-- Exercise objective --
All of the records listed below should be retyped exactly.

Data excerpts
++++++++++

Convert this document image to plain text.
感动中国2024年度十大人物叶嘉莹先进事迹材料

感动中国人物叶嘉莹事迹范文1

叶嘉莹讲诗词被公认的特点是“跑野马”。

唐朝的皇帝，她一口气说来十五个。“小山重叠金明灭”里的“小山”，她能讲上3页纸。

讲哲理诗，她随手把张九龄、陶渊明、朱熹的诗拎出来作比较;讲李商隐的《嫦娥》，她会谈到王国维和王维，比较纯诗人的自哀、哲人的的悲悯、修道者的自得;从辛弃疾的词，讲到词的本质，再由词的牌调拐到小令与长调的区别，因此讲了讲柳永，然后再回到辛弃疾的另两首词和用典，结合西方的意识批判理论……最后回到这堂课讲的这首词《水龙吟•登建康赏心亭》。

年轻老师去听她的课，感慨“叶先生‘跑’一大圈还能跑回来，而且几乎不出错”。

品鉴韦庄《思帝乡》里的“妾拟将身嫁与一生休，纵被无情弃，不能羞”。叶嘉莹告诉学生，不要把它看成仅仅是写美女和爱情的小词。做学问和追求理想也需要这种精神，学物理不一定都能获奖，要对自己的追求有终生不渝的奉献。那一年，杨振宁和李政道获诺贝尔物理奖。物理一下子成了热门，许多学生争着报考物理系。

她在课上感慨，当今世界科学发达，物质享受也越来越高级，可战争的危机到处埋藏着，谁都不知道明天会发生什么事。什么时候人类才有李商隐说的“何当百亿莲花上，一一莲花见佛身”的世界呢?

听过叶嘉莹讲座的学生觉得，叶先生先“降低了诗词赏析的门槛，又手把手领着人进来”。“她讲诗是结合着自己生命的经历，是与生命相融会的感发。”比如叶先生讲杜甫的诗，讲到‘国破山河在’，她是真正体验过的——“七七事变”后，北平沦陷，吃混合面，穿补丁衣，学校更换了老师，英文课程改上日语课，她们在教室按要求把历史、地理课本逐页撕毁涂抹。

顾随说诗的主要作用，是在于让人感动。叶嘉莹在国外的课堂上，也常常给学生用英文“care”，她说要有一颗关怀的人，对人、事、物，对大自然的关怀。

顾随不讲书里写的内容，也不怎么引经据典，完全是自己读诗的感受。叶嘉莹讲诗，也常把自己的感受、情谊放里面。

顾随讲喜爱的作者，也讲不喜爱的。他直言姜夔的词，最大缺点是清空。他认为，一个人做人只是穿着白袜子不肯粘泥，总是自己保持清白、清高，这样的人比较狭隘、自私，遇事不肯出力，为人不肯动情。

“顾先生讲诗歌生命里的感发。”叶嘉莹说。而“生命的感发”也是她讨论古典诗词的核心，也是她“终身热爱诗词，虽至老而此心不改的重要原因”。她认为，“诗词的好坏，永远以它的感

++++++++++

-- Reply to the task --
Convert this document image to plain text.
感动中国2024年度十大人物叶嘉莹先进事迹材料

感动中国人物叶嘉莹事迹范文1

叶嘉莹讲诗词被公认的特点是“跑野马”。

唐朝的皇帝，她一口气说来十五个。“小山重叠金明灭”里的“小山”，她能讲上3页纸。

讲哲理诗，她随手把张九龄、陶渊明、朱熹的诗拎出来作比较;讲李商隐的《嫦娥》，她会谈到王国维和王维，比较纯诗人的自哀、哲人的的悲悯、修道者的自得;从辛弃疾的词，讲到词的本质，再由词的牌调拐到小令与长调的区别，因此讲了讲柳永，然后再回到辛弃疾的另两首词和用典，结合西方的意识批判理论……最后回到这堂课讲的这首词《水龙吟•登建康赏心亭》。

年轻老师去听她的课，感慨“叶先生‘跑’一大圈还能跑回来，而且几乎不出错”。

品鉴韦庄《思帝乡》里的“妾拟将身嫁与一生休，纵被无情弃，不能羞”。叶嘉莹告诉学生，不要把它看成仅仅是写美女和爱情的小词。做学问和追求理想也需要这种精神，学物理不一定都能获奖，要对自己的追求有终生不渝的奉献。那一年，杨振宁和李政道获诺贝尔物理奖。物理一下子成了热门，许多学生争着报考物理系。

她在课上感慨，当今世界科学发达，物质享受也越来越高级，可战争的危机到处埋藏着，谁都不知道明天会发生什么事。什么时候人类才有李商隐说的“何当百亿莲花上，一一莲花见佛身”的世界呢?

听过叶嘉莹讲座的学生觉得，叶先生先“降低了诗词赏析的门槛，又手把手领着人进来”。“她讲诗是结合着自己生命的经历，是与生命相融会的感发。”比如叶先生讲杜甫的诗，讲到‘国破山河在’，她是真正体验过的——“七七事变”后，北平沦陷，吃混合面，穿补丁衣，学校更换了老师，英文课程改上日语课，她们在教室按要求把历史、地理课本逐页撕毁涂抹。

顾随说诗的主要作用，是在于让人感动。叶嘉莹在国外的课堂上，也常常给学生用英文“care”，她说要有一颗关怀的人，对人、事、物，对大自然的关怀。

顾随不讲书里写的内容，也不怎么引经据典，完全是自己读诗的感受。叶嘉莹讲诗，也常把自己的感受、情谊放里面。

顾随讲喜爱的作者，也讲不喜爱的。他直言姜夔的词，最大缺点是清空。他认为，一个人做人只是穿着白袜子不肯粘泥，总是自己保持清白、清高，这样的人比较狭隘、自私，遇事不肯出力，为人不肯动情。

“顾先生讲诗歌生命里的感发。”叶嘉莹说。而“生命的感发”也是她讨论古典诗词的核心，也是她“终身热爱诗词，虽至老而此心不改的重要原因”。她认为，“诗词的好坏，永远以它的感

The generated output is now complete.